(Recorded data)
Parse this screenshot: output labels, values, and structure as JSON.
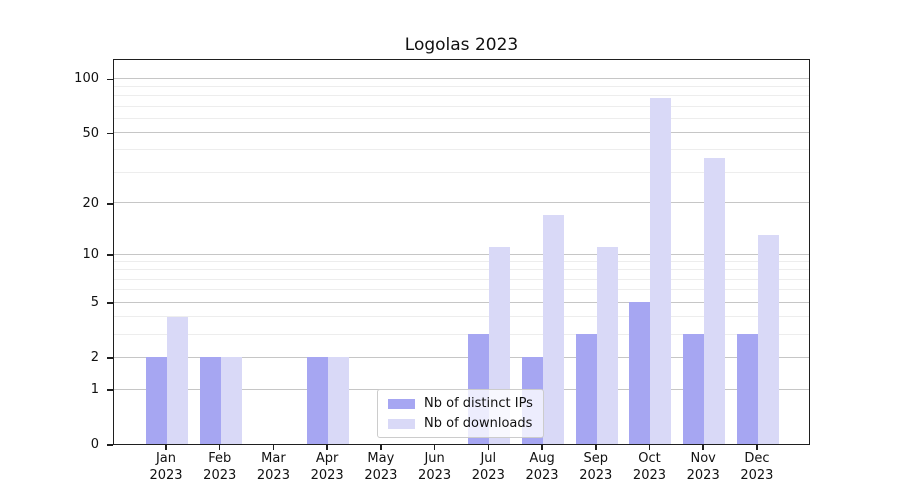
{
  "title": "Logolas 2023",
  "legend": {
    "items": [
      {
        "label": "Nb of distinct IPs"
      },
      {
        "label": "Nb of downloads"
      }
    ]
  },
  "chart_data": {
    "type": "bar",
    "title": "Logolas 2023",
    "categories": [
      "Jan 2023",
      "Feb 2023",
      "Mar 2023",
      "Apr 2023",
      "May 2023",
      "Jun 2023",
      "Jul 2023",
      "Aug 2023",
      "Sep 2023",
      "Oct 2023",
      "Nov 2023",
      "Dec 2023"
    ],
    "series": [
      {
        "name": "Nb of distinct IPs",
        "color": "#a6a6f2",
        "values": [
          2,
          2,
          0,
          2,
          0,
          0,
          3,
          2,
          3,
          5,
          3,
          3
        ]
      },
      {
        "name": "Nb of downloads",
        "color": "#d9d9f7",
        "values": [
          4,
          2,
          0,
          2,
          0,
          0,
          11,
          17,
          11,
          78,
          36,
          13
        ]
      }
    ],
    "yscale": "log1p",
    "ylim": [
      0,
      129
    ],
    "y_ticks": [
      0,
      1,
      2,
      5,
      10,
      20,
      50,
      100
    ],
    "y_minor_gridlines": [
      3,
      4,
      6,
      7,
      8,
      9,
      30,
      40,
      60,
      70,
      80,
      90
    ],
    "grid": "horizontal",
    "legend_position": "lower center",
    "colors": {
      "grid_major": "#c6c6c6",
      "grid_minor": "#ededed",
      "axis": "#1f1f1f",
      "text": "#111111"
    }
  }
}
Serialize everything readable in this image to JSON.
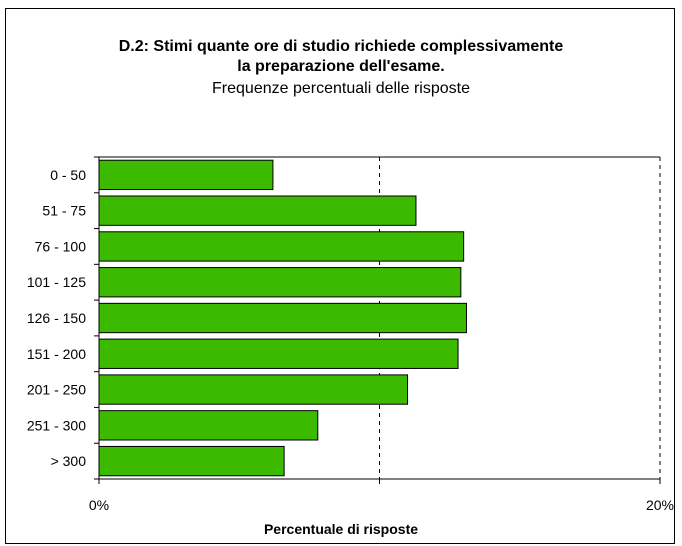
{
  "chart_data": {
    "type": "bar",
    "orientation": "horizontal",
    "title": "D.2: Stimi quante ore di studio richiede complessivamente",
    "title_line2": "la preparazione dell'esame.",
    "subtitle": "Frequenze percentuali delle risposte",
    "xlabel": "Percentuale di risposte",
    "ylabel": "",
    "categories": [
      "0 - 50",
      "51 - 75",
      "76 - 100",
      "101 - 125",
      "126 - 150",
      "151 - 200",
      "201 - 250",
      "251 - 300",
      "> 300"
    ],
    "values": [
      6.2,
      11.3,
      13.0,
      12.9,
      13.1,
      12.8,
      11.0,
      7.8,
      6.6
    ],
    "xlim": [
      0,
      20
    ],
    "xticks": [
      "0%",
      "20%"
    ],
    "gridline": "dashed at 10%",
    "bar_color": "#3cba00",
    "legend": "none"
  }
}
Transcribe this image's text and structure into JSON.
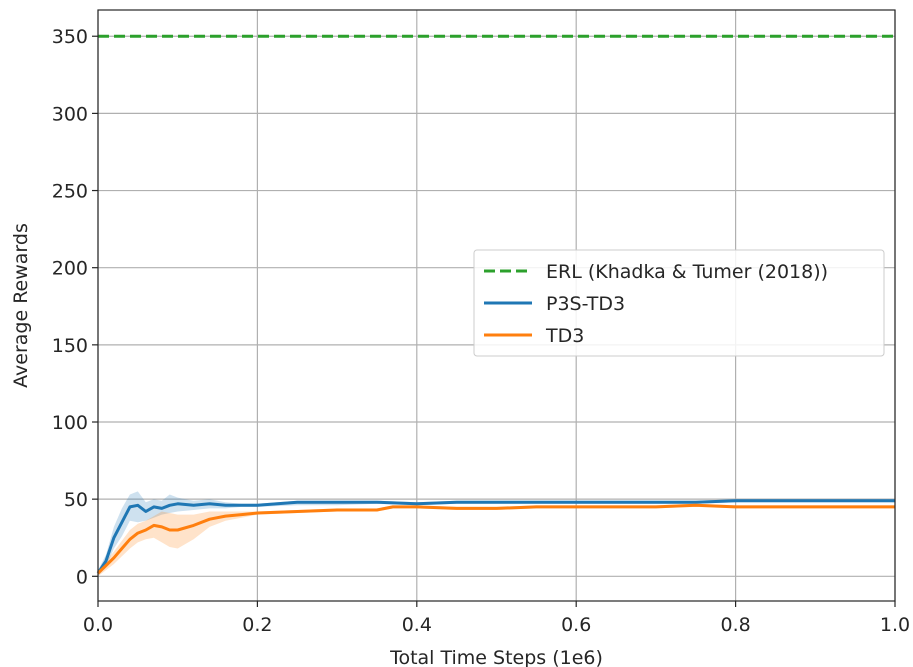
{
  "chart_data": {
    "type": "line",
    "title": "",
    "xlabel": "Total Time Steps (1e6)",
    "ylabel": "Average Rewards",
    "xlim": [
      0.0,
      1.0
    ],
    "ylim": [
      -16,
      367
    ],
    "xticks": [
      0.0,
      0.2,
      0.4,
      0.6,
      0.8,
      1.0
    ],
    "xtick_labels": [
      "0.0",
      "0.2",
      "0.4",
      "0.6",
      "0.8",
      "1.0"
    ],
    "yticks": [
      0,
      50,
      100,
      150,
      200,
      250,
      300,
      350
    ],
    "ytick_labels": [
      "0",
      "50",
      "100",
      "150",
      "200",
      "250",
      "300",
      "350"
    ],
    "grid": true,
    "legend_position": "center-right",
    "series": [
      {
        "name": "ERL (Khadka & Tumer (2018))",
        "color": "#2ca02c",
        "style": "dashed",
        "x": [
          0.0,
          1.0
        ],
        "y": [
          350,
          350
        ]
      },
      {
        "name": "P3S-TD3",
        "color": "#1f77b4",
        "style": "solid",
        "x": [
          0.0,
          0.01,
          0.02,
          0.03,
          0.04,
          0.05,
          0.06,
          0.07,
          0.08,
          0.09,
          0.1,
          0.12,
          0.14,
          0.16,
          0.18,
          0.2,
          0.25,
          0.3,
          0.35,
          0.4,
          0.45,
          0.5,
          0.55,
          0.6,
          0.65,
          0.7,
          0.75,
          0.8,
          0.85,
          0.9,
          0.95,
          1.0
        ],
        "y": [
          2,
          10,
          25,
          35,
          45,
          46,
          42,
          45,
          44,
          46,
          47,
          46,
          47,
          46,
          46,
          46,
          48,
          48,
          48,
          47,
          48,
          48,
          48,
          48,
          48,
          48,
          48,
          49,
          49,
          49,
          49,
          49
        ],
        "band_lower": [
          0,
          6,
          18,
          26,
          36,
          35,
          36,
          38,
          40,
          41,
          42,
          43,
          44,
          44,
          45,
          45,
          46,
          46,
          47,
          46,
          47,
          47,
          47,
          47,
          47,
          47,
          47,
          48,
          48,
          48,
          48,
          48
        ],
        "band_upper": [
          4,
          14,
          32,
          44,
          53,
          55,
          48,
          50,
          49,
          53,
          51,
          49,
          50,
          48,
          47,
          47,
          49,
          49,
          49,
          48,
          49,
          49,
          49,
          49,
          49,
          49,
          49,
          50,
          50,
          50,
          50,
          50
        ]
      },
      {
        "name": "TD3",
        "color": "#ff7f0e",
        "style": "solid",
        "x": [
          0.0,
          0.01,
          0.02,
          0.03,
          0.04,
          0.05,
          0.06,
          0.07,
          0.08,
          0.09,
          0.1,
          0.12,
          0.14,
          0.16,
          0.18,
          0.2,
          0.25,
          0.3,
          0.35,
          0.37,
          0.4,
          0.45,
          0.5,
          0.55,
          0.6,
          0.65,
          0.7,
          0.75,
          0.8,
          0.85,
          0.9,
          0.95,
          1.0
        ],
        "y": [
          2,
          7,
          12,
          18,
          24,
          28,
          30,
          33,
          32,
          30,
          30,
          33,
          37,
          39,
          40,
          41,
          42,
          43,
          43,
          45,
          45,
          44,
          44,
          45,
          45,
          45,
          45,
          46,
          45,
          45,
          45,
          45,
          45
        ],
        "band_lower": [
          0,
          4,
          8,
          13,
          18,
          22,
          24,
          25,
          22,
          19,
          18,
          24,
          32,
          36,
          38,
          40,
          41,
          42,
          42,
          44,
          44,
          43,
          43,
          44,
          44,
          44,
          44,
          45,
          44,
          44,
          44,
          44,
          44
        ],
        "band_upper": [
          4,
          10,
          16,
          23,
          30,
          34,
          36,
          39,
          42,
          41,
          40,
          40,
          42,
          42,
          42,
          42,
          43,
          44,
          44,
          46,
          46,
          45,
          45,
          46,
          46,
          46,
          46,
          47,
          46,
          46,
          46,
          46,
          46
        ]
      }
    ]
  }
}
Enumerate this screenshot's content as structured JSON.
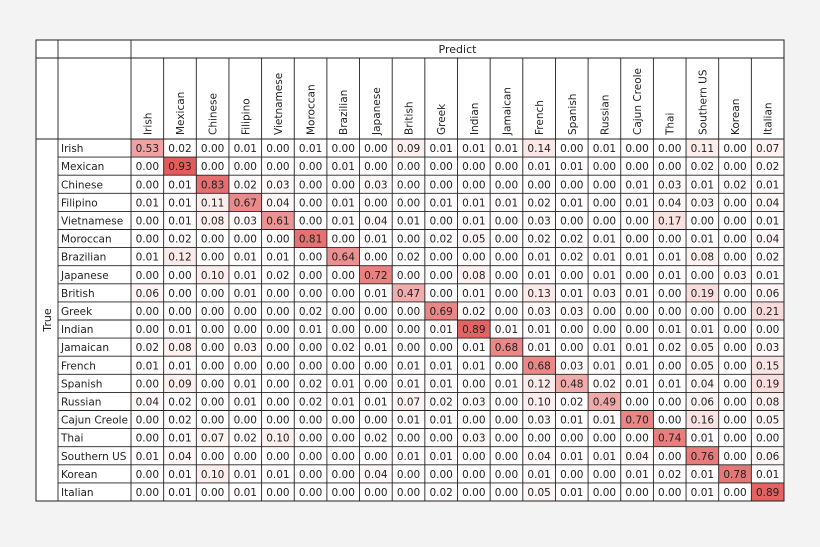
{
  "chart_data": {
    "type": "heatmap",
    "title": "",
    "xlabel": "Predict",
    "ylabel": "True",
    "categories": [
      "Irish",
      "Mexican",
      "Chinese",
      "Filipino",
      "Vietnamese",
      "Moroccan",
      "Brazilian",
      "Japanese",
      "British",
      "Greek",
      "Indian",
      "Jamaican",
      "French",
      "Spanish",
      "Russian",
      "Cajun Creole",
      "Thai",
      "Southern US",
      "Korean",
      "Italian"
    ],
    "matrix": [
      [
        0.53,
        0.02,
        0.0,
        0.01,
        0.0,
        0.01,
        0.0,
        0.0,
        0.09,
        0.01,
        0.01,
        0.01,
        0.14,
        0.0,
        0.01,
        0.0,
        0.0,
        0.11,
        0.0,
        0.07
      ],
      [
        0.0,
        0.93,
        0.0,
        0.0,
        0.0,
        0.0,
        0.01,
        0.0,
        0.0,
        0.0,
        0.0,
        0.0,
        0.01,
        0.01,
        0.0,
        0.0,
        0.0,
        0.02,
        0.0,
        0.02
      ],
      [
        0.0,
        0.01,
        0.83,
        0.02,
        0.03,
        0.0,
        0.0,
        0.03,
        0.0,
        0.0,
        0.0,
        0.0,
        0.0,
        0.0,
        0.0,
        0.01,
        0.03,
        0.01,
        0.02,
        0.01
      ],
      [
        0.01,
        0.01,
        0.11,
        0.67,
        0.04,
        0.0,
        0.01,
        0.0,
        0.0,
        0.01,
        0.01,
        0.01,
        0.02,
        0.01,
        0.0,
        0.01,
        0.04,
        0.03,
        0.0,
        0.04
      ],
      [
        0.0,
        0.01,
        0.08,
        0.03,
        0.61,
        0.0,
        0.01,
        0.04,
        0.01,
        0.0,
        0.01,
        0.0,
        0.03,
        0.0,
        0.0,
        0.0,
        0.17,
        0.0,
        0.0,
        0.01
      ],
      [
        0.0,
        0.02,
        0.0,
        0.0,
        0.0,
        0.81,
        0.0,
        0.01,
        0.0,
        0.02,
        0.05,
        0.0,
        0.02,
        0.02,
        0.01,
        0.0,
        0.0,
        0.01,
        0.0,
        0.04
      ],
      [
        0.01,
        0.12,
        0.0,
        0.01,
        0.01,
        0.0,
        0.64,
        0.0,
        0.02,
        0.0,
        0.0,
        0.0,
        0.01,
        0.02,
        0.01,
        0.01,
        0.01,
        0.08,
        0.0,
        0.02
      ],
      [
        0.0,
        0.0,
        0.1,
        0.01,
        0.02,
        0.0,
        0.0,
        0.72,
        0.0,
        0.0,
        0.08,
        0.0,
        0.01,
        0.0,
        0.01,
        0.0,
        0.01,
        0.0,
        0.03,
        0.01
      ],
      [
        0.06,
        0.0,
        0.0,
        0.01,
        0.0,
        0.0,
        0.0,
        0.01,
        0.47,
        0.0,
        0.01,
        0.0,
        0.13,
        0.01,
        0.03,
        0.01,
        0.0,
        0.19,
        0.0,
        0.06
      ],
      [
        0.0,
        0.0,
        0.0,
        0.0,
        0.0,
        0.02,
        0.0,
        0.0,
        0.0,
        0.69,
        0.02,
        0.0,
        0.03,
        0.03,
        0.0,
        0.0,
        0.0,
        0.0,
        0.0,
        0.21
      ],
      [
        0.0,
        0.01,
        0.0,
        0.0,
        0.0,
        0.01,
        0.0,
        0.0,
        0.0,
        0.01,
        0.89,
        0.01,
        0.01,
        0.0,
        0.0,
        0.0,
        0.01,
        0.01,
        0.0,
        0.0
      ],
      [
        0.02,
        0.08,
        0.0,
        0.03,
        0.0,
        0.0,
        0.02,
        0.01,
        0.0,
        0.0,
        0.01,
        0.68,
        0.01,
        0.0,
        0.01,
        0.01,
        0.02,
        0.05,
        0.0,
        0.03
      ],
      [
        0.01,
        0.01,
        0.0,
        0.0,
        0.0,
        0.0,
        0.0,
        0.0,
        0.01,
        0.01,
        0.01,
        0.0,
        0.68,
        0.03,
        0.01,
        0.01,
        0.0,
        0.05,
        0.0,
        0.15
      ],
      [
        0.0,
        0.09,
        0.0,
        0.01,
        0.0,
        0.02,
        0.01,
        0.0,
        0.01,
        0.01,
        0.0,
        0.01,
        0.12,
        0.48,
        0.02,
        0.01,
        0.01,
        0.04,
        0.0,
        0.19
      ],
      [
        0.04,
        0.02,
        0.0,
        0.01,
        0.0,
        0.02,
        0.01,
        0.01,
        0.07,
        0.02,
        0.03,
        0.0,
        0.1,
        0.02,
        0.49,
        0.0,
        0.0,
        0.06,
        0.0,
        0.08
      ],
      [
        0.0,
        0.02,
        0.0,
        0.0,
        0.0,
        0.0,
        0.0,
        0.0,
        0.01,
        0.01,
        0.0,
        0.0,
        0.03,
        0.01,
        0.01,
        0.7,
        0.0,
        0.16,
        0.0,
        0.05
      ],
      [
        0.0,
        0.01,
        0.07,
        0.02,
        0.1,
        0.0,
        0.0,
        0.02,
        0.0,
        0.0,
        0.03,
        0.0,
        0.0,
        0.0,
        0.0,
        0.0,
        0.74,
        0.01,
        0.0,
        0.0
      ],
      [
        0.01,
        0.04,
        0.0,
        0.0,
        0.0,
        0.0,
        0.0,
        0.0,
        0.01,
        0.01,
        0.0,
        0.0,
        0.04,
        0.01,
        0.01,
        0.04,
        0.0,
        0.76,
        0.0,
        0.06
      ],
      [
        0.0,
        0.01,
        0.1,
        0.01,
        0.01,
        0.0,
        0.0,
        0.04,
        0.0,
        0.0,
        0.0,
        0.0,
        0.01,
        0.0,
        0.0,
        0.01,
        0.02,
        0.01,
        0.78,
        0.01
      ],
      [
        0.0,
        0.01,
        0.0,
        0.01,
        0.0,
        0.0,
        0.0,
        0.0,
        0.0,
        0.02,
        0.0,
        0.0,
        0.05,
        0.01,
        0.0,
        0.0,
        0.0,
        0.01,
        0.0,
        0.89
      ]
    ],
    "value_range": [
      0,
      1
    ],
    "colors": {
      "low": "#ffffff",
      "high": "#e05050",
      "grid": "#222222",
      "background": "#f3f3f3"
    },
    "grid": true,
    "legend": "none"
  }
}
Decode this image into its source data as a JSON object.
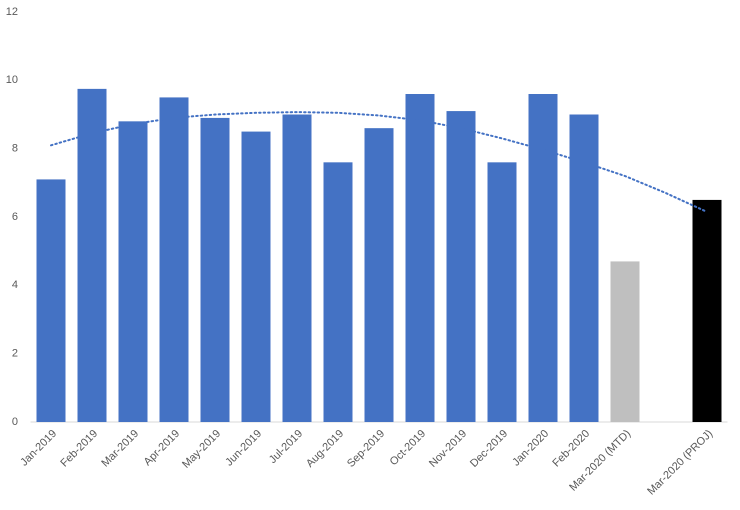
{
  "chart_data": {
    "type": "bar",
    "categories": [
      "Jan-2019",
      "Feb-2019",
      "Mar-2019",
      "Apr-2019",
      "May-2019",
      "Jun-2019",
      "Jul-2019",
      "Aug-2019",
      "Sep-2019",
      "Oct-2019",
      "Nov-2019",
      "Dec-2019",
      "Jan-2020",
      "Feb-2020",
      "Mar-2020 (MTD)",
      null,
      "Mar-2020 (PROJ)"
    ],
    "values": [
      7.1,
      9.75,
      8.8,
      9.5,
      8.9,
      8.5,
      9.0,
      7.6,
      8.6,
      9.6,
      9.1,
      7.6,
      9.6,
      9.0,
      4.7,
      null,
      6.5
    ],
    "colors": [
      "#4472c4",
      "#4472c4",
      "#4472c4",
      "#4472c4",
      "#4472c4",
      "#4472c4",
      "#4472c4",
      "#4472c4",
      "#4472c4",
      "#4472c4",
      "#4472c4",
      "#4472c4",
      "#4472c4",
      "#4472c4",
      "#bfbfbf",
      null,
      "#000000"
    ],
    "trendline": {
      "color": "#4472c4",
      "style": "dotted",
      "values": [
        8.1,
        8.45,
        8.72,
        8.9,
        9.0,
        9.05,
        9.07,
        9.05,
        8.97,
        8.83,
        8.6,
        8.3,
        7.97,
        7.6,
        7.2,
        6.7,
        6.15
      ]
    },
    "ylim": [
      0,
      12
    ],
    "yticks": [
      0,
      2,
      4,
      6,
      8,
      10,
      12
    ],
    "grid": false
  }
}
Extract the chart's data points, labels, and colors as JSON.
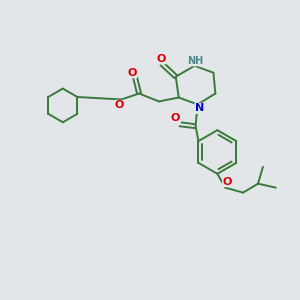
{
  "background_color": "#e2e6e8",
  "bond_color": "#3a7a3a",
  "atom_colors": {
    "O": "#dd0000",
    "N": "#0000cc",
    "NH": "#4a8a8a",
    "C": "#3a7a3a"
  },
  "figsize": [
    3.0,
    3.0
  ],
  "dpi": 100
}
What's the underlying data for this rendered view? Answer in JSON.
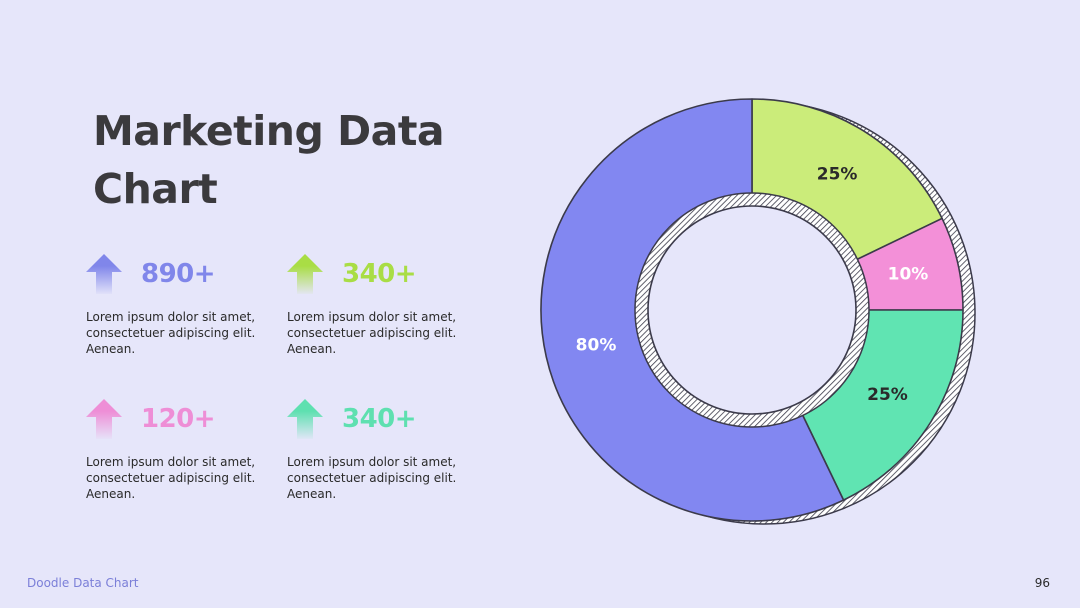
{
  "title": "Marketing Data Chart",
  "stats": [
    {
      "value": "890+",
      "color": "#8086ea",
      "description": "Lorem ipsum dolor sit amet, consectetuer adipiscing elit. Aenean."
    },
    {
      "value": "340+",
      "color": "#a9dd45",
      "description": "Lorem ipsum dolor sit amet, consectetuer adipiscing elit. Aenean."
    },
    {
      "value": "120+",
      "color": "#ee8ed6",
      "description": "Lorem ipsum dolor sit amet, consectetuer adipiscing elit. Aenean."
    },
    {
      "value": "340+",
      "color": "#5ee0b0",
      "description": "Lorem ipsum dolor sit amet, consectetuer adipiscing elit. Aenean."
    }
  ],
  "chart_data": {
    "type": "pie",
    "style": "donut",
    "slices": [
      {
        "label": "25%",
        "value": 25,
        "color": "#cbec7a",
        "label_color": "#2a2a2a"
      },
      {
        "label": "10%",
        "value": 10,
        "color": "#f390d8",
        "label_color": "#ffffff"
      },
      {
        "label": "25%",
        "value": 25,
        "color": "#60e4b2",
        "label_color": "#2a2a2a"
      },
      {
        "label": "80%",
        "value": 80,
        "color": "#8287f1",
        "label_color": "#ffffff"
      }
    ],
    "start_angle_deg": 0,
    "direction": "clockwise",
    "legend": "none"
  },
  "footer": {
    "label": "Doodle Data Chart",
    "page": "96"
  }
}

■ **Instruction**: Please write out the material from the line containing "Extract the chart's" to its final line, both inclusive, exactly as it appears; pictures are not part of the copy.

■ **The reply**:
Extract the chart's data points, labels, and colors as JSON.
{
  "background_color": "#e2e6e8",
  "bond_color": "#3a7a3a",
  "atom_colors": {
    "O": "#dd0000",
    "N": "#0000cc",
    "NH": "#4a8a8a",
    "C": "#3a7a3a"
  },
  "figsize": [
    3.0,
    3.0
  ],
  "dpi": 100
}
What's the underlying data for this rendered view? Answer in JSON.
{
  "title": "Marketing Data Chart",
  "stats": [
    {
      "value": "890+",
      "color": "#8086ea",
      "description": "Lorem ipsum dolor sit amet, consectetuer adipiscing elit. Aenean."
    },
    {
      "value": "340+",
      "color": "#a9dd45",
      "description": "Lorem ipsum dolor sit amet, consectetuer adipiscing elit. Aenean."
    },
    {
      "value": "120+",
      "color": "#ee8ed6",
      "description": "Lorem ipsum dolor sit amet, consectetuer adipiscing elit. Aenean."
    },
    {
      "value": "340+",
      "color": "#5ee0b0",
      "description": "Lorem ipsum dolor sit amet, consectetuer adipiscing elit. Aenean."
    }
  ],
  "chart_data": {
    "type": "pie",
    "style": "donut",
    "slices": [
      {
        "label": "25%",
        "value": 25,
        "color": "#cbec7a",
        "label_color": "#2a2a2a"
      },
      {
        "label": "10%",
        "value": 10,
        "color": "#f390d8",
        "label_color": "#ffffff"
      },
      {
        "label": "25%",
        "value": 25,
        "color": "#60e4b2",
        "label_color": "#2a2a2a"
      },
      {
        "label": "80%",
        "value": 80,
        "color": "#8287f1",
        "label_color": "#ffffff"
      }
    ],
    "start_angle_deg": 0,
    "direction": "clockwise",
    "legend": "none"
  },
  "footer": {
    "label": "Doodle Data Chart",
    "page": "96"
  }
}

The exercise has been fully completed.